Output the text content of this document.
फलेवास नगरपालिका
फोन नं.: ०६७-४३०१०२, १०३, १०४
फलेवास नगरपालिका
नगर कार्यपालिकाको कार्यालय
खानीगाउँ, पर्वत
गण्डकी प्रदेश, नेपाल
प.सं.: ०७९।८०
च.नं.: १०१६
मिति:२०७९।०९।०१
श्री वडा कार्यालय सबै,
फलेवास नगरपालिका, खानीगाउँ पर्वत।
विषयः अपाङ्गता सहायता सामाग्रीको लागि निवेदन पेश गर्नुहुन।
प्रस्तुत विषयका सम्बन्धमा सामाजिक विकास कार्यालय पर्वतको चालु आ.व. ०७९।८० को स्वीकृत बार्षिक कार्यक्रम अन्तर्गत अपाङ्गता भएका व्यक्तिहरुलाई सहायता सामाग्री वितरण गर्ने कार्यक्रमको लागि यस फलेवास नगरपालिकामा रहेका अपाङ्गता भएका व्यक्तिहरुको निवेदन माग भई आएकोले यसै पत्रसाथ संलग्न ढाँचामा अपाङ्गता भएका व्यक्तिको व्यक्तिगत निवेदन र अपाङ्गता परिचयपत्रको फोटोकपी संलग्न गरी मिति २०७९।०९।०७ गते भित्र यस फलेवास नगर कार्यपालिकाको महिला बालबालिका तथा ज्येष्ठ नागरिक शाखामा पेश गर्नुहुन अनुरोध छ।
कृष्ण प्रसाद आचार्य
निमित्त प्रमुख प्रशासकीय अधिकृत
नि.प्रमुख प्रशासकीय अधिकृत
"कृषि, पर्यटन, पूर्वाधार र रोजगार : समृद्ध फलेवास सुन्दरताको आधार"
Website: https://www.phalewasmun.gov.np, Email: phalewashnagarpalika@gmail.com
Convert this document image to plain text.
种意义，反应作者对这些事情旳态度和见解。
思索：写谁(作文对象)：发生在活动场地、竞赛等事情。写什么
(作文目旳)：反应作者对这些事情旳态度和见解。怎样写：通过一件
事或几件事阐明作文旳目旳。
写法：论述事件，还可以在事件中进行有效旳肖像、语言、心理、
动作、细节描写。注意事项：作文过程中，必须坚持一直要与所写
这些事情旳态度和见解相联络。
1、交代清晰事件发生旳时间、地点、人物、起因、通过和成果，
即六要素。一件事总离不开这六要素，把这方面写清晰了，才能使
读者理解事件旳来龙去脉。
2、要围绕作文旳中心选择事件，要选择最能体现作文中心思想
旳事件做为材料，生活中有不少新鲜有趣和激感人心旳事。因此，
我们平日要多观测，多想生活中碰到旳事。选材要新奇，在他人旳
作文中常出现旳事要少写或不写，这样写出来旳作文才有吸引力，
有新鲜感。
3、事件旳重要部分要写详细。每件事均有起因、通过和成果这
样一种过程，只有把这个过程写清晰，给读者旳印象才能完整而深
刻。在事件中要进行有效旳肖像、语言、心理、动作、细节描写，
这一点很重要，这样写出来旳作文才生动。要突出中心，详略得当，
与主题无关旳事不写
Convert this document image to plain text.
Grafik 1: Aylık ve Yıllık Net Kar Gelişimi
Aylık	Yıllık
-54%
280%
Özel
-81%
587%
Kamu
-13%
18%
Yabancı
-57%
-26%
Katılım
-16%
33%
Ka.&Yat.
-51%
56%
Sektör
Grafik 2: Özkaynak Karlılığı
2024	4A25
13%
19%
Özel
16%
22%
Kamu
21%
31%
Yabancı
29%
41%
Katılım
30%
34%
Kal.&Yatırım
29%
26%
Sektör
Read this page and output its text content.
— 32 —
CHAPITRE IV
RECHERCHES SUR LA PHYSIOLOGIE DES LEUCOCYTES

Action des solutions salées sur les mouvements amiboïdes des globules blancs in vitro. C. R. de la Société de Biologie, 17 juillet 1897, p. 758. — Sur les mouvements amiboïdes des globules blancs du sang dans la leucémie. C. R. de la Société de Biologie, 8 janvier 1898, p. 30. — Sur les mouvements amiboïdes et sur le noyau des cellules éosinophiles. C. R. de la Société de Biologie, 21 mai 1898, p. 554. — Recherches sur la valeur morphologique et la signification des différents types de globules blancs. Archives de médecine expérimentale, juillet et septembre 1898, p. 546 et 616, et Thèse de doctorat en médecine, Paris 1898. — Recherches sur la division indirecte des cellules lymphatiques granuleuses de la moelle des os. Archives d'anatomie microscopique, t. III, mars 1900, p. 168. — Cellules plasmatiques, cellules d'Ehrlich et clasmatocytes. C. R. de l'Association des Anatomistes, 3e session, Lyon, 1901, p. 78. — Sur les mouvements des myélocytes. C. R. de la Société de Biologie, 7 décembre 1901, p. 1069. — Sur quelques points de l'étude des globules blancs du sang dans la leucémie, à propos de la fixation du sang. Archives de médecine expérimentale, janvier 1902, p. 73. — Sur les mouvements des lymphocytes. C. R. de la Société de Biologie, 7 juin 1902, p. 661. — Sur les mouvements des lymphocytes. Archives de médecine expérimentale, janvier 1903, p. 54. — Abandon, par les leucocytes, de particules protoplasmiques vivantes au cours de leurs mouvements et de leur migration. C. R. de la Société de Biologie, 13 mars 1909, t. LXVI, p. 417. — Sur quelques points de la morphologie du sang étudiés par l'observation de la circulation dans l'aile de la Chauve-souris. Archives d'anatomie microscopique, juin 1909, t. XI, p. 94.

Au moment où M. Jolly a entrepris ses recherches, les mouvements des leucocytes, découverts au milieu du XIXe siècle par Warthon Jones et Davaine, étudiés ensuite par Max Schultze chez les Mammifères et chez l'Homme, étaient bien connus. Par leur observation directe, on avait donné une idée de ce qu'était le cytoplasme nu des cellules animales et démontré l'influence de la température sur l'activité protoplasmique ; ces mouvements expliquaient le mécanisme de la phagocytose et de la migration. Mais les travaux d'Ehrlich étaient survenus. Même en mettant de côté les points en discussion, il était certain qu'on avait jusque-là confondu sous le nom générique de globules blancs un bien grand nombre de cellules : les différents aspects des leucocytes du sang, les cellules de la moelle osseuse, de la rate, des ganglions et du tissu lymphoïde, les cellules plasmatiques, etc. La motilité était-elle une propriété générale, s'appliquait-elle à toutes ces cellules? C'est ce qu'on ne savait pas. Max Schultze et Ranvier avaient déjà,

§ **TASK OBJECTIVE**
Copy each line of the records that contains the word "Grafik".

§ **OUTPUT OF THE EXERCISE**
Grafik 1: Aylık ve Yıllık Net Kar Gelişimi
Grafik 2: Özkaynak Karlılığı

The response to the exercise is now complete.